- [Brief] Carry none of the pictures over; write out the complete data exactly.

- [Material for this task]

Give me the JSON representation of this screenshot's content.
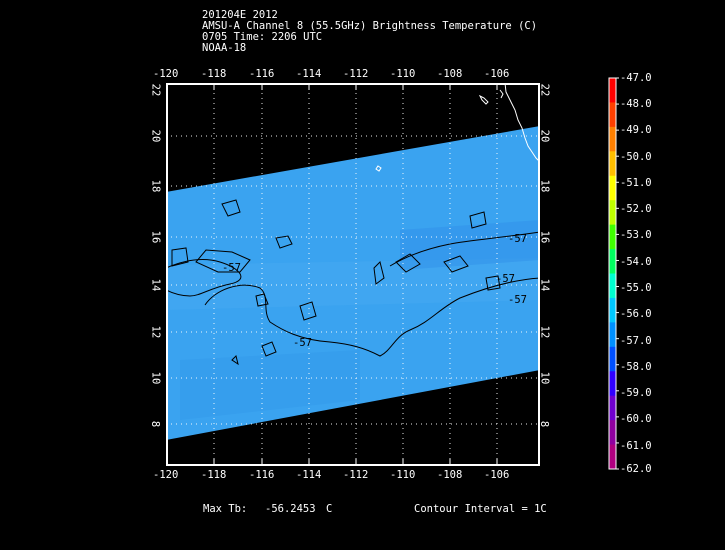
{
  "header": {
    "line1": "201204E 2012",
    "line2": "AMSU-A Channel 8 (55.5GHz) Brightness Temperature (C)",
    "line3": "0705 Time: 2206 UTC",
    "line4": "NOAA-18"
  },
  "map": {
    "lon_ticks": [
      "-120",
      "-118",
      "-116",
      "-114",
      "-112",
      "-110",
      "-108",
      "-106"
    ],
    "lat_ticks": [
      "8",
      "10",
      "12",
      "14",
      "16",
      "18",
      "20",
      "22"
    ],
    "contour_labels": [
      "-57",
      "-57",
      "-57",
      "-57",
      "-57"
    ],
    "swath_color": "#3aa3f0"
  },
  "colorbar": {
    "labels": [
      "-47.0",
      "-48.0",
      "-49.0",
      "-50.0",
      "-51.0",
      "-52.0",
      "-53.0",
      "-54.0",
      "-55.0",
      "-56.0",
      "-57.0",
      "-58.0",
      "-59.0",
      "-60.0",
      "-61.0",
      "-62.0"
    ],
    "colors": [
      "#ff0000",
      "#ff4000",
      "#ff8000",
      "#ffbf00",
      "#ffff00",
      "#bfff00",
      "#40ff00",
      "#00ff60",
      "#00ffd0",
      "#00c8ff",
      "#0090ff",
      "#0050ff",
      "#3000ff",
      "#7000d0",
      "#9000a0",
      "#b00080"
    ]
  },
  "footer": {
    "max_label": "Max Tb:",
    "max_value": "-56.2453",
    "max_unit": "C",
    "contour_interval": "Contour Interval = 1C"
  }
}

- [Task response]
Give me the JSON representation of this screenshot's content.
{
  "header": {
    "line1": "201204E 2012",
    "line2": "AMSU-A Channel 8 (55.5GHz) Brightness Temperature (C)",
    "line3": "0705 Time: 2206 UTC",
    "line4": "NOAA-18"
  },
  "map": {
    "lon_ticks": [
      "-120",
      "-118",
      "-116",
      "-114",
      "-112",
      "-110",
      "-108",
      "-106"
    ],
    "lat_ticks": [
      "8",
      "10",
      "12",
      "14",
      "16",
      "18",
      "20",
      "22"
    ],
    "contour_labels": [
      "-57",
      "-57",
      "-57",
      "-57",
      "-57"
    ],
    "swath_color": "#3aa3f0"
  },
  "colorbar": {
    "labels": [
      "-47.0",
      "-48.0",
      "-49.0",
      "-50.0",
      "-51.0",
      "-52.0",
      "-53.0",
      "-54.0",
      "-55.0",
      "-56.0",
      "-57.0",
      "-58.0",
      "-59.0",
      "-60.0",
      "-61.0",
      "-62.0"
    ],
    "colors": [
      "#ff0000",
      "#ff4000",
      "#ff8000",
      "#ffbf00",
      "#ffff00",
      "#bfff00",
      "#40ff00",
      "#00ff60",
      "#00ffd0",
      "#00c8ff",
      "#0090ff",
      "#0050ff",
      "#3000ff",
      "#7000d0",
      "#9000a0",
      "#b00080"
    ]
  },
  "footer": {
    "max_label": "Max Tb:",
    "max_value": "-56.2453",
    "max_unit": "C",
    "contour_interval": "Contour Interval = 1C"
  }
}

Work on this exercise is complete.